↓↓↓
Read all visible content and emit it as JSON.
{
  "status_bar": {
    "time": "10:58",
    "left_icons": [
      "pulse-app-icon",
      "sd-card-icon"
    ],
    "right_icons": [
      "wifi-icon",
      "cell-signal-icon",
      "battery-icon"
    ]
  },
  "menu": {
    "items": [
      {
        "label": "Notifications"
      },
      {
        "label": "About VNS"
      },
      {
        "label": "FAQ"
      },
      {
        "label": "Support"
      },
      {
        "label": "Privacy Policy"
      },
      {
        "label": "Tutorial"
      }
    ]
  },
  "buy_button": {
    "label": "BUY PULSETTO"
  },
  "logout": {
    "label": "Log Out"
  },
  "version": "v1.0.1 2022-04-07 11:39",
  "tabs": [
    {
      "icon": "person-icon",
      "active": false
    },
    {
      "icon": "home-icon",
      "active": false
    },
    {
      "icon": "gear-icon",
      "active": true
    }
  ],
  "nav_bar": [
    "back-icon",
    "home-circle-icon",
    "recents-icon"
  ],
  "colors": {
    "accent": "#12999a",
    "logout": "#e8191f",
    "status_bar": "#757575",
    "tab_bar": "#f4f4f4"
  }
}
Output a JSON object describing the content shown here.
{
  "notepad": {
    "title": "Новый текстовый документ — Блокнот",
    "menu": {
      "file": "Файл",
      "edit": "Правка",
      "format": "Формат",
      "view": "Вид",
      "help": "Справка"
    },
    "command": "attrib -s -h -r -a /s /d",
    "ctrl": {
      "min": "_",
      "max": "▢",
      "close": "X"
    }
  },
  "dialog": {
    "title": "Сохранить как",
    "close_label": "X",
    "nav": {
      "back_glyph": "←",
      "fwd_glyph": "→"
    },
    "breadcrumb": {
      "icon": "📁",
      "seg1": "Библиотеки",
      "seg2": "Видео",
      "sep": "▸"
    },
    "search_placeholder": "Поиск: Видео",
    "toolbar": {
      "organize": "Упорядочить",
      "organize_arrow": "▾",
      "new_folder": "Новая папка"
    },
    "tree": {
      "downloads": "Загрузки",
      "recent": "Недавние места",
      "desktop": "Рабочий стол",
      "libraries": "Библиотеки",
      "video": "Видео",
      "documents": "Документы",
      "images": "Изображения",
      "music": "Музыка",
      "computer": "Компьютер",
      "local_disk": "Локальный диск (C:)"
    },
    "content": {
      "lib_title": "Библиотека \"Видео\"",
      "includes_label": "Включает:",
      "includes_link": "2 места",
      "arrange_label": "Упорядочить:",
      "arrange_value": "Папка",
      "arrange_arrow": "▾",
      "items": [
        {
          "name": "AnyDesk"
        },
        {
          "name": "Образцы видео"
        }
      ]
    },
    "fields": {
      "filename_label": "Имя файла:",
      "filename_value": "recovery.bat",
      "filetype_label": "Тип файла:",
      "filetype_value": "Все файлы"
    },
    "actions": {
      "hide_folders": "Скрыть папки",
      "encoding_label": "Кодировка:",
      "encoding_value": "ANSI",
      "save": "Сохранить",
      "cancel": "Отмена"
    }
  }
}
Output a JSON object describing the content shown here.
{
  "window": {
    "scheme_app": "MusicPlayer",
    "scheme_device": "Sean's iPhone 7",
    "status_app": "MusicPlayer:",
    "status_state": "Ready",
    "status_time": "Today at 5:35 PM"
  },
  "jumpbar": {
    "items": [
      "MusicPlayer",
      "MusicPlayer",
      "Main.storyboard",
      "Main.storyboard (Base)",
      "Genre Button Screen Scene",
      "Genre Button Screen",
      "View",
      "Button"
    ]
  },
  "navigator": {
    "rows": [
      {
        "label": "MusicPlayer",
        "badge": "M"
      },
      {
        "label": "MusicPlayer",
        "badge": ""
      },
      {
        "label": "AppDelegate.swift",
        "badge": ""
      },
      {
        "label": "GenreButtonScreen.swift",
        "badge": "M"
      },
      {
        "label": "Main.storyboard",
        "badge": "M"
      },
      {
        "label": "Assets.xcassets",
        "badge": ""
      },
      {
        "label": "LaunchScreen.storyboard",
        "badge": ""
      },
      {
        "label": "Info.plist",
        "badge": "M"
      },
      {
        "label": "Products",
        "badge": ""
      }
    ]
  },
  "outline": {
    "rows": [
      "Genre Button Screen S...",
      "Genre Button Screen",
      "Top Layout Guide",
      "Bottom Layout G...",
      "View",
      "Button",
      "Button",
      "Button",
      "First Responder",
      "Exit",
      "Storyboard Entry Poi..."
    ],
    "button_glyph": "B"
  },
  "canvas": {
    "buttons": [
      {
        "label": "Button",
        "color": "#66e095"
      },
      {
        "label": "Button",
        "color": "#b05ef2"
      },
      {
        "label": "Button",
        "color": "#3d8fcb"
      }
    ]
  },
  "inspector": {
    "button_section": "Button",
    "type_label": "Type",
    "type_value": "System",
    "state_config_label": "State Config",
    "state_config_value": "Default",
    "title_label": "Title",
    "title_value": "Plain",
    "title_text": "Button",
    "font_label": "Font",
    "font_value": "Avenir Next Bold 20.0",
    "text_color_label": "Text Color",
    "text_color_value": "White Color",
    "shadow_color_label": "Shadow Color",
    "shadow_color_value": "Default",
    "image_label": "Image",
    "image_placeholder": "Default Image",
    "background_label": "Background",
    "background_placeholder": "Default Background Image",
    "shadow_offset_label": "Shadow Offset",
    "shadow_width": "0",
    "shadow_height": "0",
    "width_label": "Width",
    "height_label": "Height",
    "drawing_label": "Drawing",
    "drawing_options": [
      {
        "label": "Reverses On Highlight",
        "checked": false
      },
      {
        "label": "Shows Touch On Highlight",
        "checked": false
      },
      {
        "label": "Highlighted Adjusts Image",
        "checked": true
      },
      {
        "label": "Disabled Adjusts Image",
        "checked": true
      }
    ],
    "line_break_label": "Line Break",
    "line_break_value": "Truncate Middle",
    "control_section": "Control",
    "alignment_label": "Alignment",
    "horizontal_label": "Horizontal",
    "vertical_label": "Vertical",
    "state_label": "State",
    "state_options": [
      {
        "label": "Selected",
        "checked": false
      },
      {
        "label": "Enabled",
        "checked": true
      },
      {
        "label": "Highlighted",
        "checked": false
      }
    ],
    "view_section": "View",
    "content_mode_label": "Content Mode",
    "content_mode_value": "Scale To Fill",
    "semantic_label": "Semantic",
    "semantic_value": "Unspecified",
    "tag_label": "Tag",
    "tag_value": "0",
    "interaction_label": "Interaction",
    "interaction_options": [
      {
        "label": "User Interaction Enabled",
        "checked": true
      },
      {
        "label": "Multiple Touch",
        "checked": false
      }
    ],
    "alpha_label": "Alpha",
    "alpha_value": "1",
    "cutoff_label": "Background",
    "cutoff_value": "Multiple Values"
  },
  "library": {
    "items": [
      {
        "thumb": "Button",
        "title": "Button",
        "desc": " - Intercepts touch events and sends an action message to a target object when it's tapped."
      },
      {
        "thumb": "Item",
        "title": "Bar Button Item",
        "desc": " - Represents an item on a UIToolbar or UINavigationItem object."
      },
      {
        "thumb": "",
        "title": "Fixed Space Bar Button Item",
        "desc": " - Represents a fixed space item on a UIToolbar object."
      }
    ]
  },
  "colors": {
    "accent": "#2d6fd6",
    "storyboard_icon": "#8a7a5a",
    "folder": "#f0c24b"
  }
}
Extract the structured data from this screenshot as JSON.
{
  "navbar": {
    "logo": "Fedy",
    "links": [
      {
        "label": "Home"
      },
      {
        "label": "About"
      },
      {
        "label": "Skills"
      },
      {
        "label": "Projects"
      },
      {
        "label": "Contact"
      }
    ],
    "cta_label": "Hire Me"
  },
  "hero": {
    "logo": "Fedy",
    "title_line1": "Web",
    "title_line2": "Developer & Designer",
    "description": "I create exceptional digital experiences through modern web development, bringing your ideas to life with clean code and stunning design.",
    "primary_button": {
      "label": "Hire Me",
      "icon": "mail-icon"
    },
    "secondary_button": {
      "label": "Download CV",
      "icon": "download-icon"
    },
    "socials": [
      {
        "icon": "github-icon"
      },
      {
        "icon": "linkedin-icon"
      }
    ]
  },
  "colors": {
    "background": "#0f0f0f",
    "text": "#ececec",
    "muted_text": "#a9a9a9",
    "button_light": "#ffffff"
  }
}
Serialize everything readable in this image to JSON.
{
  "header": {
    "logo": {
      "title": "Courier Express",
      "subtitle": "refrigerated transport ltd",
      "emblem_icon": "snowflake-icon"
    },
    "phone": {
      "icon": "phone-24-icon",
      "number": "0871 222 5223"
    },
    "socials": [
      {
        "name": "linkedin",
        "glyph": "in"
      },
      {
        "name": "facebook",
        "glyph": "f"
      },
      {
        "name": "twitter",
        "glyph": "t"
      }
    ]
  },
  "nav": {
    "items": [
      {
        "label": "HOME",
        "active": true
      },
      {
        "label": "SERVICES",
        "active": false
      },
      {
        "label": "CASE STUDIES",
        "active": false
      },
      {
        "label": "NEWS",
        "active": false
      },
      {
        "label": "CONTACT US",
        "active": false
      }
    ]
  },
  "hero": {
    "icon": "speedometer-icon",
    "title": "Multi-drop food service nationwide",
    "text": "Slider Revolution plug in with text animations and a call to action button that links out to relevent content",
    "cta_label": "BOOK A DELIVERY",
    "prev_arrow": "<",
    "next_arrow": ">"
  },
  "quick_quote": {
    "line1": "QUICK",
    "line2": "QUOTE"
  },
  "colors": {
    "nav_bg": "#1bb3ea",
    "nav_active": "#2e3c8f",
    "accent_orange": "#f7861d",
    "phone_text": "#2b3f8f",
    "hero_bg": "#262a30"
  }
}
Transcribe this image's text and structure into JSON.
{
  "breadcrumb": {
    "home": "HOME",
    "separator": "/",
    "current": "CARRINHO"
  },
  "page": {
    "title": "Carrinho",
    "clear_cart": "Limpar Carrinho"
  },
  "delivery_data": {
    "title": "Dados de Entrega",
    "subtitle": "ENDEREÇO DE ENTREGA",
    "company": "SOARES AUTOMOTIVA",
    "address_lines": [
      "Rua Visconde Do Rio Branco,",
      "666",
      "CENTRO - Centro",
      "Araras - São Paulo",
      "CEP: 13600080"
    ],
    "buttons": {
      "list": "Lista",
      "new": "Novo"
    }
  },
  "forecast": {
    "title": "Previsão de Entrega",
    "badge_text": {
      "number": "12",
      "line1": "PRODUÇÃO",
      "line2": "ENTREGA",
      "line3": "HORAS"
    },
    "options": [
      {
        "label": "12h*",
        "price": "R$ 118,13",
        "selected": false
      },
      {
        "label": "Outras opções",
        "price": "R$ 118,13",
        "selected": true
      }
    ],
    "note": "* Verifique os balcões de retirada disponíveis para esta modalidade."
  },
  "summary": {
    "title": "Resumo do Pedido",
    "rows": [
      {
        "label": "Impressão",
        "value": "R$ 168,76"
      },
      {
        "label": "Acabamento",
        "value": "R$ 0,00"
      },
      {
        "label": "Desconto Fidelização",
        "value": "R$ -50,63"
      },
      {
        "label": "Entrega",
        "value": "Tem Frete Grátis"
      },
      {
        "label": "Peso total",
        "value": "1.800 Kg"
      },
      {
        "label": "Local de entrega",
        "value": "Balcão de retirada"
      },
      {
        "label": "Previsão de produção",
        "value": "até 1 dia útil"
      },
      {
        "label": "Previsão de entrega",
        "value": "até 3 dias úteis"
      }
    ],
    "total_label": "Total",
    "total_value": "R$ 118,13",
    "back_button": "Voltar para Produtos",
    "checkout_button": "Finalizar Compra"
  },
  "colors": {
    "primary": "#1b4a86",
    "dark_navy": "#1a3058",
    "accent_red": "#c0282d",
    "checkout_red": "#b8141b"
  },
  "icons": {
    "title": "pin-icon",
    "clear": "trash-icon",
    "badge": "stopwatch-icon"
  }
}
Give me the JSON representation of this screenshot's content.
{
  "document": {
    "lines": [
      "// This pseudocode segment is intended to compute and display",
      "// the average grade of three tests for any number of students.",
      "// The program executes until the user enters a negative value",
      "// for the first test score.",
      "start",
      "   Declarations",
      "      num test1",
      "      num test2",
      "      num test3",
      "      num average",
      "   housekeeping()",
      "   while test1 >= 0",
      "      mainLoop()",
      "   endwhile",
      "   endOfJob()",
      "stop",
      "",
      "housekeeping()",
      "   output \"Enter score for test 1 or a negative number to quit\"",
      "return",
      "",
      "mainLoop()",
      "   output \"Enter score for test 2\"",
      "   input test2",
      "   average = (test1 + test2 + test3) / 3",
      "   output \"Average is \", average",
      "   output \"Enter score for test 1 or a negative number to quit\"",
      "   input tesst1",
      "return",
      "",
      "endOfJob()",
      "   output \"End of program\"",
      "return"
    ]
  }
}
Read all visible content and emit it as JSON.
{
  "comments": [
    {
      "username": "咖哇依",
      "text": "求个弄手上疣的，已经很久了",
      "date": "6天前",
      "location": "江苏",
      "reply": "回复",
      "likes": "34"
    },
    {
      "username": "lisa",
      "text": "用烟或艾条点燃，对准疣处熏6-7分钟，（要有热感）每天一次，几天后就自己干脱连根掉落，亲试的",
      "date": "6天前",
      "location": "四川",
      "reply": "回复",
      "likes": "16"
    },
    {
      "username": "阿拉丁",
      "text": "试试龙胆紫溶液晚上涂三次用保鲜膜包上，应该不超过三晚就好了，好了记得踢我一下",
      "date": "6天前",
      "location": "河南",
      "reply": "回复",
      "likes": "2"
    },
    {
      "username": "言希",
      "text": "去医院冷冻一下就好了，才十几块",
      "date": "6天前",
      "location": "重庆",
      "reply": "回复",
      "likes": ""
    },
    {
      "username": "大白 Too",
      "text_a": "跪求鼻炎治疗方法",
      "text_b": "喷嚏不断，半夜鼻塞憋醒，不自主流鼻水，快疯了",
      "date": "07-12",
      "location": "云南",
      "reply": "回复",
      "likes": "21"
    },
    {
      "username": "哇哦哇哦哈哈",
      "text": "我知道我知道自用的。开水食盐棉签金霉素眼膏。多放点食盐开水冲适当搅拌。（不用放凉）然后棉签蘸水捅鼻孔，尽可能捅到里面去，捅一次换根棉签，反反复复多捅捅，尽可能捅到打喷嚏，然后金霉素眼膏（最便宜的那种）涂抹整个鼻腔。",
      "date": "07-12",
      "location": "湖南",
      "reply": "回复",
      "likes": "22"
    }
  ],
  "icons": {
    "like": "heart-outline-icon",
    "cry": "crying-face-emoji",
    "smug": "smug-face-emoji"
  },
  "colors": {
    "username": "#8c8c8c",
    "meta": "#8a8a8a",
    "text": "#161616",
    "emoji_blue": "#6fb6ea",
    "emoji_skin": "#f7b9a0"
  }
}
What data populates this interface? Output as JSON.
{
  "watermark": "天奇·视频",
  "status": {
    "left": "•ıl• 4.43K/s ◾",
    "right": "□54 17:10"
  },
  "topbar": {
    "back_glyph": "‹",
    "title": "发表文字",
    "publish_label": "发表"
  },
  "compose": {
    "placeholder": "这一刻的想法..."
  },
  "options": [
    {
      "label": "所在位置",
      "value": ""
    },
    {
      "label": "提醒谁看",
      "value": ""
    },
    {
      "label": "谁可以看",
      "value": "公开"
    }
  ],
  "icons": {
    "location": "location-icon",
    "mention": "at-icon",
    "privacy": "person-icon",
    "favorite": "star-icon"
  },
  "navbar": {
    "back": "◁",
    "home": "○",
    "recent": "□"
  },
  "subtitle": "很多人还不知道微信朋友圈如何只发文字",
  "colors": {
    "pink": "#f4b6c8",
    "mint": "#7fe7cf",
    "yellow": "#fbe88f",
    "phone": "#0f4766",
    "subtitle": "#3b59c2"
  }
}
↑↑↑
WHAT THE TASK REQUIRES |
Write out every line of the data that holds the word "Сохранить".

WORKED SOLUTION |
    "title": "Сохранить как",
      "save": "Сохранить",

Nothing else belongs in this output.